=== Dataset entries ===

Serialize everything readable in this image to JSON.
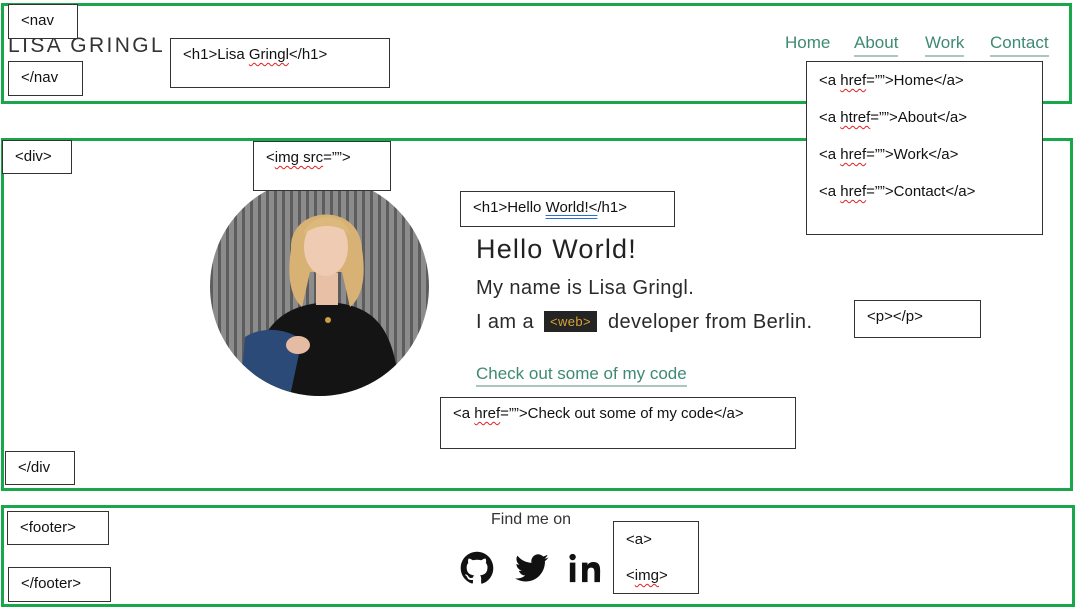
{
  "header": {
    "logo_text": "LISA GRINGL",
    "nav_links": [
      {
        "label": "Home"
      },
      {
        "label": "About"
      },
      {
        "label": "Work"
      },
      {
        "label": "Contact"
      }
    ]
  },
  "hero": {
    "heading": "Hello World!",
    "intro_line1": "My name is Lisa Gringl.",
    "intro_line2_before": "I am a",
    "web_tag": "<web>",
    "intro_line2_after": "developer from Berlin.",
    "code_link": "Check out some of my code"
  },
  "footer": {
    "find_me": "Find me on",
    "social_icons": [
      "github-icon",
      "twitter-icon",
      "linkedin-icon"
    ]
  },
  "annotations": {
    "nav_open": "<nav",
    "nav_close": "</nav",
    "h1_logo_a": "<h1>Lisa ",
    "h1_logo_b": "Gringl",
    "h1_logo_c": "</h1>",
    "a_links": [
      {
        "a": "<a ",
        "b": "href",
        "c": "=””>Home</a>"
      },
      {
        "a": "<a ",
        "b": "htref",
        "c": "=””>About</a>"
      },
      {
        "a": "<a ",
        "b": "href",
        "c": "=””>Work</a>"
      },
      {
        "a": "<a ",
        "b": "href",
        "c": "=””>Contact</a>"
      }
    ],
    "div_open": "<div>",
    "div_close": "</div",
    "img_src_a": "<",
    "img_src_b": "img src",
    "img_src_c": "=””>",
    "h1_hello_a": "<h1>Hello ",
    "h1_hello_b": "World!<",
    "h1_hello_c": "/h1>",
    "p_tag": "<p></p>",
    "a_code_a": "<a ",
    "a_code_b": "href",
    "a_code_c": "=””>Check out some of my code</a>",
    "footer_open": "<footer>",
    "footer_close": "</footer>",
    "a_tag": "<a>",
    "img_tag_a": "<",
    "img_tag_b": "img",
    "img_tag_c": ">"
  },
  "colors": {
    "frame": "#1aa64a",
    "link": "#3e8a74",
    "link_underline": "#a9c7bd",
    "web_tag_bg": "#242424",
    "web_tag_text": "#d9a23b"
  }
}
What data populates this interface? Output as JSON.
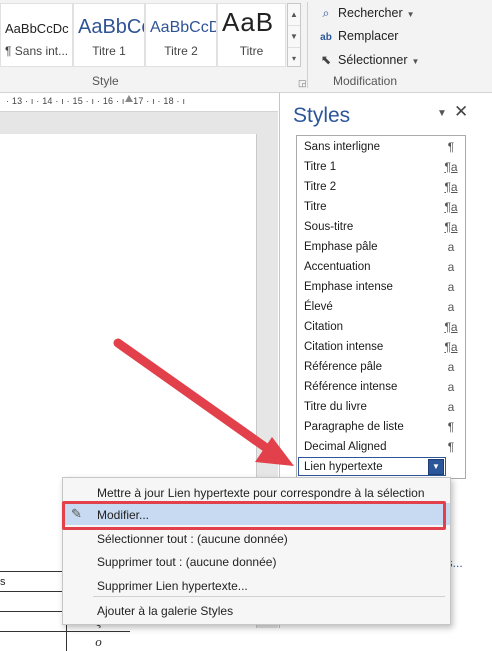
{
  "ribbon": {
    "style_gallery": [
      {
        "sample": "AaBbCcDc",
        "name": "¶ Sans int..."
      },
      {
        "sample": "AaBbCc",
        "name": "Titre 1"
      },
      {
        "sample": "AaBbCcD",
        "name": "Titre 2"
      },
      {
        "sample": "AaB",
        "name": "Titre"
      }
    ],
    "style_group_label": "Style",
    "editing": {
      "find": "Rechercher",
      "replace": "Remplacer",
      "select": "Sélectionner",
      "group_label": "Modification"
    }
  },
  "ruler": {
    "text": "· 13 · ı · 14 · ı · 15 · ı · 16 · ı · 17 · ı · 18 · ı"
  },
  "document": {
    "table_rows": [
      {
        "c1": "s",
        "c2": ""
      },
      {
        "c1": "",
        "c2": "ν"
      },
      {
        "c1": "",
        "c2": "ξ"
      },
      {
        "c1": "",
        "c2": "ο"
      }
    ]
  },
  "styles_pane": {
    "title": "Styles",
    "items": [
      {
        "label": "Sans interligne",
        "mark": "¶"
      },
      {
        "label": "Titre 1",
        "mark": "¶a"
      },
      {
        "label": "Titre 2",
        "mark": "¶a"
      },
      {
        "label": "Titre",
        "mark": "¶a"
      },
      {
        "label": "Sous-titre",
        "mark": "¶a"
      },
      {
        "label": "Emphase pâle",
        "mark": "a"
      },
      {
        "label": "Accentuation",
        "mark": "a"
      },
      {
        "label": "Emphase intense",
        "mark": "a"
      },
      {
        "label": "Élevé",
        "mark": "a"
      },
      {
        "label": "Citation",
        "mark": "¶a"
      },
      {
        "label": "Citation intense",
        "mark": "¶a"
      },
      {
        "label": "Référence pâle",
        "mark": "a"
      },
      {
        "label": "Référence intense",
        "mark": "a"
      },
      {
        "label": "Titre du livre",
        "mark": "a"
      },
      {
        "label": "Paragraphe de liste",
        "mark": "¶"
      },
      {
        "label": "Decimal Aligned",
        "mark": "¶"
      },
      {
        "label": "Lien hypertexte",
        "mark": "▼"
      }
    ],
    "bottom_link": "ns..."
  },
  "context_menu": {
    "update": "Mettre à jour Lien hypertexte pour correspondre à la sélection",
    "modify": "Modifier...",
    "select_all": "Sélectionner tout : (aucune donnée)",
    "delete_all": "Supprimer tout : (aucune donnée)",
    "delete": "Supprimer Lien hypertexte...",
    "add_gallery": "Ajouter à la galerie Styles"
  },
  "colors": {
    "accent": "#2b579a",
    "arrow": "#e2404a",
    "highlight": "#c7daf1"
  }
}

=== Do this ===
Restate every record exactly, please; do not copy the pictures.

=== Exercise result ===
Serialize everything readable in this image to JSON.
{
  "header": {
    "logo_text": "LISA GRINGL",
    "nav_links": [
      {
        "label": "Home"
      },
      {
        "label": "About"
      },
      {
        "label": "Work"
      },
      {
        "label": "Contact"
      }
    ]
  },
  "hero": {
    "heading": "Hello World!",
    "intro_line1": "My name is Lisa Gringl.",
    "intro_line2_before": "I am a",
    "web_tag": "<web>",
    "intro_line2_after": "developer from Berlin.",
    "code_link": "Check out some of my code"
  },
  "footer": {
    "find_me": "Find me on",
    "social_icons": [
      "github-icon",
      "twitter-icon",
      "linkedin-icon"
    ]
  },
  "annotations": {
    "nav_open": "<nav",
    "nav_close": "</nav",
    "h1_logo_a": "<h1>Lisa ",
    "h1_logo_b": "Gringl",
    "h1_logo_c": "</h1>",
    "a_links": [
      {
        "a": "<a ",
        "b": "href",
        "c": "=””>Home</a>"
      },
      {
        "a": "<a ",
        "b": "htref",
        "c": "=””>About</a>"
      },
      {
        "a": "<a ",
        "b": "href",
        "c": "=””>Work</a>"
      },
      {
        "a": "<a ",
        "b": "href",
        "c": "=””>Contact</a>"
      }
    ],
    "div_open": "<div>",
    "div_close": "</div",
    "img_src_a": "<",
    "img_src_b": "img src",
    "img_src_c": "=””>",
    "h1_hello_a": "<h1>Hello ",
    "h1_hello_b": "World!<",
    "h1_hello_c": "/h1>",
    "p_tag": "<p></p>",
    "a_code_a": "<a ",
    "a_code_b": "href",
    "a_code_c": "=””>Check out some of my code</a>",
    "footer_open": "<footer>",
    "footer_close": "</footer>",
    "a_tag": "<a>",
    "img_tag_a": "<",
    "img_tag_b": "img",
    "img_tag_c": ">"
  },
  "colors": {
    "frame": "#1aa64a",
    "link": "#3e8a74",
    "link_underline": "#a9c7bd",
    "web_tag_bg": "#242424",
    "web_tag_text": "#d9a23b"
  }
}
What data populates this interface? Output as JSON.
{
  "ribbon": {
    "style_gallery": [
      {
        "sample": "AaBbCcDc",
        "name": "¶ Sans int..."
      },
      {
        "sample": "AaBbCc",
        "name": "Titre 1"
      },
      {
        "sample": "AaBbCcD",
        "name": "Titre 2"
      },
      {
        "sample": "AaB",
        "name": "Titre"
      }
    ],
    "style_group_label": "Style",
    "editing": {
      "find": "Rechercher",
      "replace": "Remplacer",
      "select": "Sélectionner",
      "group_label": "Modification"
    }
  },
  "ruler": {
    "text": "· 13 · ı · 14 · ı · 15 · ı · 16 · ı · 17 · ı · 18 · ı"
  },
  "document": {
    "table_rows": [
      {
        "c1": "s",
        "c2": ""
      },
      {
        "c1": "",
        "c2": "ν"
      },
      {
        "c1": "",
        "c2": "ξ"
      },
      {
        "c1": "",
        "c2": "ο"
      }
    ]
  },
  "styles_pane": {
    "title": "Styles",
    "items": [
      {
        "label": "Sans interligne",
        "mark": "¶"
      },
      {
        "label": "Titre 1",
        "mark": "¶a"
      },
      {
        "label": "Titre 2",
        "mark": "¶a"
      },
      {
        "label": "Titre",
        "mark": "¶a"
      },
      {
        "label": "Sous-titre",
        "mark": "¶a"
      },
      {
        "label": "Emphase pâle",
        "mark": "a"
      },
      {
        "label": "Accentuation",
        "mark": "a"
      },
      {
        "label": "Emphase intense",
        "mark": "a"
      },
      {
        "label": "Élevé",
        "mark": "a"
      },
      {
        "label": "Citation",
        "mark": "¶a"
      },
      {
        "label": "Citation intense",
        "mark": "¶a"
      },
      {
        "label": "Référence pâle",
        "mark": "a"
      },
      {
        "label": "Référence intense",
        "mark": "a"
      },
      {
        "label": "Titre du livre",
        "mark": "a"
      },
      {
        "label": "Paragraphe de liste",
        "mark": "¶"
      },
      {
        "label": "Decimal Aligned",
        "mark": "¶"
      },
      {
        "label": "Lien hypertexte",
        "mark": "▼"
      }
    ],
    "bottom_link": "ns..."
  },
  "context_menu": {
    "update": "Mettre à jour Lien hypertexte pour correspondre à la sélection",
    "modify": "Modifier...",
    "select_all": "Sélectionner tout : (aucune donnée)",
    "delete_all": "Supprimer tout : (aucune donnée)",
    "delete": "Supprimer Lien hypertexte...",
    "add_gallery": "Ajouter à la galerie Styles"
  },
  "colors": {
    "accent": "#2b579a",
    "arrow": "#e2404a",
    "highlight": "#c7daf1"
  }
}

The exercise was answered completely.